■ Instrucciones:
Sigue escribiendo el texto sobre las Juntas de Acción en Colombia a partir de donde termina.

Al cumplirse 60 años del reconocimiento de las Juntas de Acción en Colombia, través de la ley 19 de 1958, estas organizaciones, después de muchos años de gloria, cuando eran las entidades cívicas de la comunidad por excelencia y las gestoras de obras de desarrollo social en sectores marginados, gestionando escuelas, puestos de salud, parques y canchas deportivas, las cuales le aseguraban el respaldo de sus afiliados, hoy sobreviven resistiendo la indiferencia de los vecinos. Estos no participan en las tareas que se programan, ni siquiera en las asambleas generales, órgano donde se adoptan los planes y se toman las decisiones más importantes para la colectividad ni mucho menos van a las comisiones de trabajo, que son los cuadros operativos, que ejecutan lo planificado.

Sus problemas, además del desinterés de los afiliados en intervenir en sus programas, son; la directiva está dispersa, solamente trabaja el presidente y algunos dignatarios, no hay trabajo en equipo siendo el ejercicio del liderazgo muy débil; no tienen planes de acción definidos; los estatutos no están actualizados; tampoco cuentan con recursos económicos para financiación de proyectos; no existe unidad política en el conjunto de los comunales; y las autoridades territoriales no les prestan la atención debida.

■ Datos de origen:

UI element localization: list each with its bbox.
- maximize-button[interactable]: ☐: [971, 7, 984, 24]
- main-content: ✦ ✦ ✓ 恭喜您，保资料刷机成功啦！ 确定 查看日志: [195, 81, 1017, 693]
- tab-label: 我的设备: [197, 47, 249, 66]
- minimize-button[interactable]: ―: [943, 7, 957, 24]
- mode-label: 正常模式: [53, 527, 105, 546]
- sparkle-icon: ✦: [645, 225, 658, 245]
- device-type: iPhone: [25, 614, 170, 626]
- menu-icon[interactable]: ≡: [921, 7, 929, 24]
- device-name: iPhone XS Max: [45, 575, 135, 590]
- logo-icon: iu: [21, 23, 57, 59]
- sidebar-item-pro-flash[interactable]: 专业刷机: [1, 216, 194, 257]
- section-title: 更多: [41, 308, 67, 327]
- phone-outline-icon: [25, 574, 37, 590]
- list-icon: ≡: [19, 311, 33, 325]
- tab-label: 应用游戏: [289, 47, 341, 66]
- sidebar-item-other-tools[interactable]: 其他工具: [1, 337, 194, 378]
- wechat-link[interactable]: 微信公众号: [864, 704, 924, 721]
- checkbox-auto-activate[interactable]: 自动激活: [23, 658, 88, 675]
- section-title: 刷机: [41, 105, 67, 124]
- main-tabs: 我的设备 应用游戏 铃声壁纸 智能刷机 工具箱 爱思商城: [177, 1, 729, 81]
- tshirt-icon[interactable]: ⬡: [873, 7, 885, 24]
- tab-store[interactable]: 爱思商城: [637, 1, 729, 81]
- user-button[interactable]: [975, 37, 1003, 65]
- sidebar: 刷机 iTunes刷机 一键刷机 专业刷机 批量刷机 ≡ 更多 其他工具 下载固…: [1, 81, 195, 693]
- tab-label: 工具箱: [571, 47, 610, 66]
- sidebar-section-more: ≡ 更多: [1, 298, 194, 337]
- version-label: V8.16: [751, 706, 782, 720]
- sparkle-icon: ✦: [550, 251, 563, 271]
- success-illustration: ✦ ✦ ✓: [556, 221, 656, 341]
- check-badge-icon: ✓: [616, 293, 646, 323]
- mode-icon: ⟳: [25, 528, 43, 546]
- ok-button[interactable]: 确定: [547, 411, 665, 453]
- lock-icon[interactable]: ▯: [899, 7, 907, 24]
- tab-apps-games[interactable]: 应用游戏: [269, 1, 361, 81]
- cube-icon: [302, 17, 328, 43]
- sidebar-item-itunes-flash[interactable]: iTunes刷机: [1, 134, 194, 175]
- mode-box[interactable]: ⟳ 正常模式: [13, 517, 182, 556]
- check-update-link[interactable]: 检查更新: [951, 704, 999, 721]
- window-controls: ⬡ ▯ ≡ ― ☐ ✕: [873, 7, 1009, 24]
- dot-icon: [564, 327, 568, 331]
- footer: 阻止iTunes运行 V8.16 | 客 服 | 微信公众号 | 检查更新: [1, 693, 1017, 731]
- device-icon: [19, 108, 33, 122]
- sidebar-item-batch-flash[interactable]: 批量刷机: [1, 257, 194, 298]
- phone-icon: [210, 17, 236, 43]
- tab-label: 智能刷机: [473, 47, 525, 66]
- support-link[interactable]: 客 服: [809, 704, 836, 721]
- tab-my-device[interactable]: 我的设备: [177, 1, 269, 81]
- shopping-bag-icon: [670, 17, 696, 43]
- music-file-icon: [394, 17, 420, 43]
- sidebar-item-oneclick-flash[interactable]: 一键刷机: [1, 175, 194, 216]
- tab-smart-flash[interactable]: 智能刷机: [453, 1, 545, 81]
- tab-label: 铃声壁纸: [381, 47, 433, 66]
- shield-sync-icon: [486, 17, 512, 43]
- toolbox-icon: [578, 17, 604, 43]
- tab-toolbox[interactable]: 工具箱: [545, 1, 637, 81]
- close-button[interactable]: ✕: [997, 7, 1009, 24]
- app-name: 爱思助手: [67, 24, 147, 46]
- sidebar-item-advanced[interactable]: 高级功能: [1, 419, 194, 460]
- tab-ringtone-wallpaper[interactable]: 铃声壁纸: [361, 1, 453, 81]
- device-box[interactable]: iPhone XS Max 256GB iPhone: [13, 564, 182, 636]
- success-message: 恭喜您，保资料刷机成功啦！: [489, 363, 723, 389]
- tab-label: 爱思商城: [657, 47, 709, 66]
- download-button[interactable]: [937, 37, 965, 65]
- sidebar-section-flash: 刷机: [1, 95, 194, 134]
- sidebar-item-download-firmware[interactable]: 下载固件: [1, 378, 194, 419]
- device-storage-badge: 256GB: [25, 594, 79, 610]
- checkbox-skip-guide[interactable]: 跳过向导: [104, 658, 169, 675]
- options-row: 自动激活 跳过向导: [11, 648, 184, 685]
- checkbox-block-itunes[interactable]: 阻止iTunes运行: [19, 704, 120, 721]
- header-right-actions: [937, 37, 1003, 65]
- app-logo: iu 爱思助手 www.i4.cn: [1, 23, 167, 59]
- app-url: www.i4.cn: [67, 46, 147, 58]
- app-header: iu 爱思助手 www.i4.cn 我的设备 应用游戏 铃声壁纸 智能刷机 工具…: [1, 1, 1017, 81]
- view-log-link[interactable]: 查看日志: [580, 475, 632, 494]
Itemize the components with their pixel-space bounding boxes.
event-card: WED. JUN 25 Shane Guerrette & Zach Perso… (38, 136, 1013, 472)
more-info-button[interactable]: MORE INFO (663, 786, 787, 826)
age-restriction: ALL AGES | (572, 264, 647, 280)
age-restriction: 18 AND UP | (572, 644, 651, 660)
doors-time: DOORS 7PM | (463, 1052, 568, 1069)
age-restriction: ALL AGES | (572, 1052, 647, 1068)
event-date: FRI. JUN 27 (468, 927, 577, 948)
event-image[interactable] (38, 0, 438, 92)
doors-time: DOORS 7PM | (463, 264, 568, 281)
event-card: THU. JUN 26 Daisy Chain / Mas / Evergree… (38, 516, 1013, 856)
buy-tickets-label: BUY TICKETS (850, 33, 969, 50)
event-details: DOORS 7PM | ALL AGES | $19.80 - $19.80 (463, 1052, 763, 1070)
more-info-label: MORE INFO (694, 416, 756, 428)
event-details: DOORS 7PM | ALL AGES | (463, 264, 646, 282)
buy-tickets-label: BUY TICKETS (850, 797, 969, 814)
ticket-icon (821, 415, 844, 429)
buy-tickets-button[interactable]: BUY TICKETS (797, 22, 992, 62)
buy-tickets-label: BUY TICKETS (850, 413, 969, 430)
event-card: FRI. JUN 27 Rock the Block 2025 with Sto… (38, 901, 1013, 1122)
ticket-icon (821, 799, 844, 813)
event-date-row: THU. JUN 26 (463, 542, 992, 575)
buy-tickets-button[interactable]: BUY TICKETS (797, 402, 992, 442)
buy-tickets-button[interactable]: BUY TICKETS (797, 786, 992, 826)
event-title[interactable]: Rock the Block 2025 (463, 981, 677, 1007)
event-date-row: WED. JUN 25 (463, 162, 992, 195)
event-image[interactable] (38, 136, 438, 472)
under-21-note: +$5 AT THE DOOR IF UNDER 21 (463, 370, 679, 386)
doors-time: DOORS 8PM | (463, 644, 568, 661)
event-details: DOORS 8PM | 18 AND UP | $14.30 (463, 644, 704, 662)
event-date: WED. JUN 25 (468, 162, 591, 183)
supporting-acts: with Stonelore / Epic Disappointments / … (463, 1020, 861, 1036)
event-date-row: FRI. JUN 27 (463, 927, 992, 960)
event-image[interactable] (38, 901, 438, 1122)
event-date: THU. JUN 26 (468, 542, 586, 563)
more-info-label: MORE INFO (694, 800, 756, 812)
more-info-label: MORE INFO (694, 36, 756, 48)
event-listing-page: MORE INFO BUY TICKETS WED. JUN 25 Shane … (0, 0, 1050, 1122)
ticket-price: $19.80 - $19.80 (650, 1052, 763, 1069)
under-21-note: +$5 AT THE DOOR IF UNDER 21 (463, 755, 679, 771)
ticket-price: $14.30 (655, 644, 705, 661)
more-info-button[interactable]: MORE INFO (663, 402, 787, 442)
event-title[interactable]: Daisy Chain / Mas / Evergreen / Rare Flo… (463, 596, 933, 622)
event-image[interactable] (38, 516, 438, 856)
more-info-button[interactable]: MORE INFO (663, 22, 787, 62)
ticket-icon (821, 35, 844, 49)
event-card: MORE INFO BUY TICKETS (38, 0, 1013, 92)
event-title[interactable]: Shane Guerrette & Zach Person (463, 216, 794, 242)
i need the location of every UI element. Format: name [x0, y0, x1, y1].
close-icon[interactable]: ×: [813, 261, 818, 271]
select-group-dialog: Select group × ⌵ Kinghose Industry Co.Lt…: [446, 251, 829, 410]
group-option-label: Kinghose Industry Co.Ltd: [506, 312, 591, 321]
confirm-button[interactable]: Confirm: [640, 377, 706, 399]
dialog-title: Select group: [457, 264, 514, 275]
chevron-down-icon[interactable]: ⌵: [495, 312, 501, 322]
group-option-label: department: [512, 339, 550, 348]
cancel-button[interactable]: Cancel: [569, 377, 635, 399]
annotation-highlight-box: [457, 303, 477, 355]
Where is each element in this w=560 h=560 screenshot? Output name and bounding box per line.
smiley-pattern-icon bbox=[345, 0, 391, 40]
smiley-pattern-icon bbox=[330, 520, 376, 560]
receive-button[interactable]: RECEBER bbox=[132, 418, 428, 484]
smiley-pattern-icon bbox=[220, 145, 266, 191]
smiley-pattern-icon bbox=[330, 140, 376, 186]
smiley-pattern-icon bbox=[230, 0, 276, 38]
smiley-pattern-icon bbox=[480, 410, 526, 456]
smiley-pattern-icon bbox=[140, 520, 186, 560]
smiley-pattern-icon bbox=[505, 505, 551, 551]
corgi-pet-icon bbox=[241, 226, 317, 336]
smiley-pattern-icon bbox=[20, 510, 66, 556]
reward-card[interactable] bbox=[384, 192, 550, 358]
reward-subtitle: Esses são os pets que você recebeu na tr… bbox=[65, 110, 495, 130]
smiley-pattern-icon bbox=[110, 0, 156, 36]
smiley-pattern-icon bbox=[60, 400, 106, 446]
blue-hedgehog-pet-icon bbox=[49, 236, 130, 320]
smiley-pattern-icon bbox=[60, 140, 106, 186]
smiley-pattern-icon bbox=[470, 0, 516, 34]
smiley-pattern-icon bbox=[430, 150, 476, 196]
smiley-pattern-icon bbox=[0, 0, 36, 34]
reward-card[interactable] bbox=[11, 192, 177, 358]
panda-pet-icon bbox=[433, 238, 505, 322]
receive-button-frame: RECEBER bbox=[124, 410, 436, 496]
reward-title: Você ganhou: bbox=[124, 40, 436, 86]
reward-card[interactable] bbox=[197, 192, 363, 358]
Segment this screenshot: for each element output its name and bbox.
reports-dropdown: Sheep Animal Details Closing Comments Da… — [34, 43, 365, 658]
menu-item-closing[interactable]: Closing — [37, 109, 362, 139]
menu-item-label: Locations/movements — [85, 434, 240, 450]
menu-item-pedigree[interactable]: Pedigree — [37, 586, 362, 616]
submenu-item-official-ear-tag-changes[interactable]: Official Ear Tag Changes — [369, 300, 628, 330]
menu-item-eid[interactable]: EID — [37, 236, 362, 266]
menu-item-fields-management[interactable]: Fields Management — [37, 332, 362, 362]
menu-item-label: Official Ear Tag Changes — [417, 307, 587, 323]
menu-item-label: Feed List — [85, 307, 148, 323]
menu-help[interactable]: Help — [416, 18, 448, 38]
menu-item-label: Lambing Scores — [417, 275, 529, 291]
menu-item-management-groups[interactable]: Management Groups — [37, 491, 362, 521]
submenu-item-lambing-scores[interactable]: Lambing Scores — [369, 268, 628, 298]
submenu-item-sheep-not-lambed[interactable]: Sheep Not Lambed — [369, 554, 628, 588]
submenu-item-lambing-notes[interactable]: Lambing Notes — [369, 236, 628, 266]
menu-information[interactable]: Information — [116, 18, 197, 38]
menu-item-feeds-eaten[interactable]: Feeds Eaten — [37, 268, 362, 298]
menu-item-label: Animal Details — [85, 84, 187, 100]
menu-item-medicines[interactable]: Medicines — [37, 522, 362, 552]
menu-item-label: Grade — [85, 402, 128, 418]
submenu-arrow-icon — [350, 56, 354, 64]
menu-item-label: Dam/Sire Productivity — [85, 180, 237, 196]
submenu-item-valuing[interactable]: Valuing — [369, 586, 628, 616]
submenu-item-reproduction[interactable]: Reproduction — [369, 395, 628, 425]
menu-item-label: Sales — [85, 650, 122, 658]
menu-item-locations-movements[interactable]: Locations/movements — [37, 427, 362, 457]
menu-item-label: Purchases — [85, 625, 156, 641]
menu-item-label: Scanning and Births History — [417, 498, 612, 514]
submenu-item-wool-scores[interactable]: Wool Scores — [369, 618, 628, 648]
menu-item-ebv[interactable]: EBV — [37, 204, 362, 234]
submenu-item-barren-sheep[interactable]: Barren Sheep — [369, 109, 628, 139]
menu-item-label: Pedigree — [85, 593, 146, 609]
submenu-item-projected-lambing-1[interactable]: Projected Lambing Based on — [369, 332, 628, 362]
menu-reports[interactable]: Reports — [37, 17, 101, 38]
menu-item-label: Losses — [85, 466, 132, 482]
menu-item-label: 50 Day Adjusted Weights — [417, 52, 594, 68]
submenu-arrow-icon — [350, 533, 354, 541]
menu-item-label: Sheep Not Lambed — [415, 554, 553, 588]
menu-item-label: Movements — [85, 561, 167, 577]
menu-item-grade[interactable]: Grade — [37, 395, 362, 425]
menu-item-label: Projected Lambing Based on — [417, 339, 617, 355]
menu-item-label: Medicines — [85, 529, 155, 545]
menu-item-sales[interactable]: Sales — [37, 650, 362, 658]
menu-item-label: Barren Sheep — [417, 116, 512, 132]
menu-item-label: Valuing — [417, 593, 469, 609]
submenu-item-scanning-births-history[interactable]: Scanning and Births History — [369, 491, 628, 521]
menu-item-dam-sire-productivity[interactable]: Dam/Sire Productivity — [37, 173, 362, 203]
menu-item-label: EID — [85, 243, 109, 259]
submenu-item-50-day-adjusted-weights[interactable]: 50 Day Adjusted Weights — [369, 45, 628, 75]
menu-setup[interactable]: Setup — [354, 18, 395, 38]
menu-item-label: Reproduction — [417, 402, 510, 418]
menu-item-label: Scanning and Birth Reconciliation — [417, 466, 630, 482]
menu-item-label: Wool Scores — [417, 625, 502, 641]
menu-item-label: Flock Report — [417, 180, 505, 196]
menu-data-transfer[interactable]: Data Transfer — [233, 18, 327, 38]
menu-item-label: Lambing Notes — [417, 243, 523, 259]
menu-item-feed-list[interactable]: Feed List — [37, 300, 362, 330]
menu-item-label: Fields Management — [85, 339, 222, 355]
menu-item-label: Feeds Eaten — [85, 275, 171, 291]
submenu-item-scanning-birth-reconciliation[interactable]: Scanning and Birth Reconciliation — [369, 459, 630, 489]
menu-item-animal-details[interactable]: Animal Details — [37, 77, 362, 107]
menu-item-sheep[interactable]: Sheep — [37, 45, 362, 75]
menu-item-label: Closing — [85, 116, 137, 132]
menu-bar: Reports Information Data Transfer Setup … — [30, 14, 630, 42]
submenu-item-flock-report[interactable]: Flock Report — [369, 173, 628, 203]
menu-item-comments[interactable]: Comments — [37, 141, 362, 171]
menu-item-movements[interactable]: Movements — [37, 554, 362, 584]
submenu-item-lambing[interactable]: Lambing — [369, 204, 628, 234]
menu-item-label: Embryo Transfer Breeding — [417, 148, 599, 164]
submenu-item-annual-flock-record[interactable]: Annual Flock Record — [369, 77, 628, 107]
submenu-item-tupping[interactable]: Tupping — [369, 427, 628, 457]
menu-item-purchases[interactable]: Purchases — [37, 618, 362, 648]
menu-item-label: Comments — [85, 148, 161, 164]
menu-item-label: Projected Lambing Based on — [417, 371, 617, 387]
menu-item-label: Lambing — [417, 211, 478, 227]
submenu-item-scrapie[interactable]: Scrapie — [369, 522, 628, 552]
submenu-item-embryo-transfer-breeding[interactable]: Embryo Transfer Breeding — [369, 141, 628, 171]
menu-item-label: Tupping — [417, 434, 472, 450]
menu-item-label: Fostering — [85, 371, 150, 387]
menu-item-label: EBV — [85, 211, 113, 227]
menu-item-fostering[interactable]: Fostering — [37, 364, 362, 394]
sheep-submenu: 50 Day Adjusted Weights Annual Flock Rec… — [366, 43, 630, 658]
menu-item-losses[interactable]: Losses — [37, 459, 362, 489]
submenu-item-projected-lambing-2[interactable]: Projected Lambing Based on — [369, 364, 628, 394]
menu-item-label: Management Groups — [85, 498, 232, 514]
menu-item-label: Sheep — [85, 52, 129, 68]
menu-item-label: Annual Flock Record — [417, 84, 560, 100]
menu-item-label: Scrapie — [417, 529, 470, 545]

■ Respuesta:
Esta situación requiere que las JAC emulen esa bella leyenda de las águilas reales americanas, aves que al cumplir 40 años se someten a sí mismas a un doloroso y riesgoso proceso de transformación, amputándose el pico para que salga de nuevo y con él arrancar sus viejas uñas para que nazcan otra vez, ganándose la opción de vivir 30 años más. De igual forma se requiere que el movimiento comunal en el país promueva la modernización de sus bases adoptando métodos de innovación organizacional identificando nuevas prioridades a partir de 5 dimensiones como: la económica, social, cultural, política y ambiental, teniendo el objetivo general que cada JAC se convierta en una empresa de desarrollo social.

En el Ministerio del Interior, la Dirección de Participación Ciudadana encargada del apoyo institucional a las entidades comunales no ha desarrollado sus funciones positivamente, al punto que las juntas de acción comunal tienen más de 16 años de retraso por la falta de implementación de la ley 743 del 2002, como lo evidencia el estado de parálisis y dispersión de las juntas en el país. El Gobierno nacional y los comunales están ante el dilema de seguir en el ostracismo de lo tradicional o de aplicar políticas públicas innovadoras. Cartagena podría ser una ciudad piloto para este plan, pero se necesita el apoyo de la Administración y de los mismos comunales.